• What you are asked to do: Find every line with the word "modification". Copy those lines.

━━━━━━━━━━

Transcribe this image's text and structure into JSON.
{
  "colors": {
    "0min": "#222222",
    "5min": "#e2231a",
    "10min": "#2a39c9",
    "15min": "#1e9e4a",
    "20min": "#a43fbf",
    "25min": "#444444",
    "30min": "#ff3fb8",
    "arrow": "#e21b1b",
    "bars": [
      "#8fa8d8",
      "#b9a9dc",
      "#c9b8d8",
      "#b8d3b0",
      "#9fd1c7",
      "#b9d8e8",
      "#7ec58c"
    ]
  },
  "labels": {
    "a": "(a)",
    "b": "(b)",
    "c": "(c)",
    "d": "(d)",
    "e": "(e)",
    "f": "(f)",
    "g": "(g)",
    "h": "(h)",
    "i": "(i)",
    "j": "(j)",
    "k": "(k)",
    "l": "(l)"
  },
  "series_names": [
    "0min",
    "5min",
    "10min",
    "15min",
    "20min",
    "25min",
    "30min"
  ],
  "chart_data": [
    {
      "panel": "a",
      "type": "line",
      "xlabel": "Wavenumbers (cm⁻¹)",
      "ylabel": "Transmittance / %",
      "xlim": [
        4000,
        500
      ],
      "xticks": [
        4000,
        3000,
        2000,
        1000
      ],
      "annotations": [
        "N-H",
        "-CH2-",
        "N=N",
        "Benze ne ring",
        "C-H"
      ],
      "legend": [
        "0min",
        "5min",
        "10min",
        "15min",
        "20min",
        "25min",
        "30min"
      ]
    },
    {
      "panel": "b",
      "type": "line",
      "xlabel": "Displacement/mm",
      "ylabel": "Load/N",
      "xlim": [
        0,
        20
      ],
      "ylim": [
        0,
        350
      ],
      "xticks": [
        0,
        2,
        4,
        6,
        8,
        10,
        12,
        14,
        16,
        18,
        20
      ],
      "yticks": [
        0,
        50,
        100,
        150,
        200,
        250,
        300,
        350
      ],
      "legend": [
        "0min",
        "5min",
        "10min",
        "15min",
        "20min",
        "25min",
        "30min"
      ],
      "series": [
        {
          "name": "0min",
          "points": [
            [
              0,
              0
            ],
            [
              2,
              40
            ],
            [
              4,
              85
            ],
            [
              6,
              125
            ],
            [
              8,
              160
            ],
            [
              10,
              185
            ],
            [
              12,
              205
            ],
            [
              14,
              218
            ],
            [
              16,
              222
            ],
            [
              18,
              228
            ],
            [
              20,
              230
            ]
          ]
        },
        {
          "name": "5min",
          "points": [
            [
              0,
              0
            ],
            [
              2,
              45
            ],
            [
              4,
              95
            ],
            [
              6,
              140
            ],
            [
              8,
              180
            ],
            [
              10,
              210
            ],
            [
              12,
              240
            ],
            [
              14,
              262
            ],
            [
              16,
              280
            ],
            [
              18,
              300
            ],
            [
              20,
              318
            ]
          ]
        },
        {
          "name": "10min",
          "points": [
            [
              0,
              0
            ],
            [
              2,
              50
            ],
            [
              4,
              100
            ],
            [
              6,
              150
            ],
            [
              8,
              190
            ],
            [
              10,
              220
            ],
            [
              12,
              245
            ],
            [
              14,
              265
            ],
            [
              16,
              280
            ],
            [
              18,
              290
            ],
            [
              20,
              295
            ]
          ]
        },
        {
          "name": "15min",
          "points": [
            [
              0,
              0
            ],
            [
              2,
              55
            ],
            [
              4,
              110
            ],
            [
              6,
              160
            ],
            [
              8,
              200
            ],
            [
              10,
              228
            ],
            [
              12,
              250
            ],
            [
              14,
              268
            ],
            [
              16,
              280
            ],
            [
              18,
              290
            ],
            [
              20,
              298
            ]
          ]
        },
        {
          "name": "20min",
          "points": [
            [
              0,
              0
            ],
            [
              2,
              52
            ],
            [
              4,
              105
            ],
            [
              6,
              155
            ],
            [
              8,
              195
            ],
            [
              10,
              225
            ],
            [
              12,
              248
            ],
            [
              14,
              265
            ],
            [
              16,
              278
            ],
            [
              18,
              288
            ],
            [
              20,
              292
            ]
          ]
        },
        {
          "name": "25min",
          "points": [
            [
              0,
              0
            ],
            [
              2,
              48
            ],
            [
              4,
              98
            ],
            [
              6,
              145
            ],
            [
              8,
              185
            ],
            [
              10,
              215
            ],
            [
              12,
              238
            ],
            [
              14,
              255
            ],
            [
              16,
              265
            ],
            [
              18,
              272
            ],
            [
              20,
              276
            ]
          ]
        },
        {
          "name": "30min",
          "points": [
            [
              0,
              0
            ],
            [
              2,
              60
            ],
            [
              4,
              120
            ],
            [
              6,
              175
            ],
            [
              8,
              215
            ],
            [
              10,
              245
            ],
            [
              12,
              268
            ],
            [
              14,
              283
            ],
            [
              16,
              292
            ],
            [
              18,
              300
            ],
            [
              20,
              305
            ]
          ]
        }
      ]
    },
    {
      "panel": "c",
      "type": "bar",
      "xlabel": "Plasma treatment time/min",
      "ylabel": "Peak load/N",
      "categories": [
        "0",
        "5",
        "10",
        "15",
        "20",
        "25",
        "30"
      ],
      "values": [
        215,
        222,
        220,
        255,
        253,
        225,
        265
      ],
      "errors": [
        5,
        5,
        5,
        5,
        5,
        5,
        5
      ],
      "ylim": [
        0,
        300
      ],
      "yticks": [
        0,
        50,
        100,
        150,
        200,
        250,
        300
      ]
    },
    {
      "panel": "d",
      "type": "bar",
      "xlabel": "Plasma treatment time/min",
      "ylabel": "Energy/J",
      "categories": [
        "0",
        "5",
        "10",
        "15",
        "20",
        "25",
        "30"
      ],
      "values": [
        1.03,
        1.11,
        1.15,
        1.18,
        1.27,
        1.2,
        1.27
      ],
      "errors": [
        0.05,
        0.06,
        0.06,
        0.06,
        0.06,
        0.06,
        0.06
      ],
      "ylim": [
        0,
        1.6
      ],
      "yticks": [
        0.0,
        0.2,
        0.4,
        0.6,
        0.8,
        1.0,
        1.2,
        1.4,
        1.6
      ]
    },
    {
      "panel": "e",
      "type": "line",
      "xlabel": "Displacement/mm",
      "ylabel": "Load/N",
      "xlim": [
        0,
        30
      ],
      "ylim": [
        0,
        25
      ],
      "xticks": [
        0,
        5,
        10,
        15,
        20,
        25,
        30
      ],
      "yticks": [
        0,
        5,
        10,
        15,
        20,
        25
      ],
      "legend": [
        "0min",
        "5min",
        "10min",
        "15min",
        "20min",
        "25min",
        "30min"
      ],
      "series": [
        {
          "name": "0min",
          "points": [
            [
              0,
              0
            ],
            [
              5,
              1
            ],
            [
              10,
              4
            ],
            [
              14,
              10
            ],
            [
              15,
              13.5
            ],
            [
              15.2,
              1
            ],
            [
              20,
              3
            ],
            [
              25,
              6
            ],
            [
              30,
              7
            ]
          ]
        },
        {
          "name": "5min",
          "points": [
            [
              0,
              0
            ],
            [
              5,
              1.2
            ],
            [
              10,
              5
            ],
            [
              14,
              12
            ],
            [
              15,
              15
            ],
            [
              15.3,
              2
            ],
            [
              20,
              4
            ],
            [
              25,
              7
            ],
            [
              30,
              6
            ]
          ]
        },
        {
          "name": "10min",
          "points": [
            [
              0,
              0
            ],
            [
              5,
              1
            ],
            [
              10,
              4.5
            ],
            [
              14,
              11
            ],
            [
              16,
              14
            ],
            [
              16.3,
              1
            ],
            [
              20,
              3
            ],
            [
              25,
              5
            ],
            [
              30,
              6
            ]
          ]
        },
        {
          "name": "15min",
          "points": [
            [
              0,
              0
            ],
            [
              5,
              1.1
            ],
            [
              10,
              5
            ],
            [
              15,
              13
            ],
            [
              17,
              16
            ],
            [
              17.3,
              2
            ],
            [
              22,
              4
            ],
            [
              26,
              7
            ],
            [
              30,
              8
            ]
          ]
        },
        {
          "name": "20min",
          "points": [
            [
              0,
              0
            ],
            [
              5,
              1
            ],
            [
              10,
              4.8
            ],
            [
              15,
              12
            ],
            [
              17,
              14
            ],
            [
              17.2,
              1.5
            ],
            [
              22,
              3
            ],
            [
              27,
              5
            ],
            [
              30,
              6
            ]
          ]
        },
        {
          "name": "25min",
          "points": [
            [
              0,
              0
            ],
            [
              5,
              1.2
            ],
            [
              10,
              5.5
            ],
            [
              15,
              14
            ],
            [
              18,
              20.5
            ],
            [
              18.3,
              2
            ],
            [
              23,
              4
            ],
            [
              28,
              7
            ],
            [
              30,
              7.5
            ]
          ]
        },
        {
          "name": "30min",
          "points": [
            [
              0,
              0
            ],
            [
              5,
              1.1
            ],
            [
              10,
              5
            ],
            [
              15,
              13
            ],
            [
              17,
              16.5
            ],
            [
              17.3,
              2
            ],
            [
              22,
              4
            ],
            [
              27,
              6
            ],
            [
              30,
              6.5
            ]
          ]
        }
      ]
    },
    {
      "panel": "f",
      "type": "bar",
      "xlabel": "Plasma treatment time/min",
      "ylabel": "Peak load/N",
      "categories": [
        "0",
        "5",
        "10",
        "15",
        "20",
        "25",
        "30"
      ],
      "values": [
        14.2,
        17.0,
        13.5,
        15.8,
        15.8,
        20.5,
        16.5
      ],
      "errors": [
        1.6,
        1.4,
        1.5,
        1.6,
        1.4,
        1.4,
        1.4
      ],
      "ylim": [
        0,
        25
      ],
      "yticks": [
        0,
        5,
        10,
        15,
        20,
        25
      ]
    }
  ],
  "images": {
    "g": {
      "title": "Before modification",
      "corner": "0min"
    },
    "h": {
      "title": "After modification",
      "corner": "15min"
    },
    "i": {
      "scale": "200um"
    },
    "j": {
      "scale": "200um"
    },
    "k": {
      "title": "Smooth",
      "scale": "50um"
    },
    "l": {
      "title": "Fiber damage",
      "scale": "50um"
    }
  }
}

━━━━━━━━━━

• Answer to the exercise:
      "title": "Before modification",
      "title": "After modification",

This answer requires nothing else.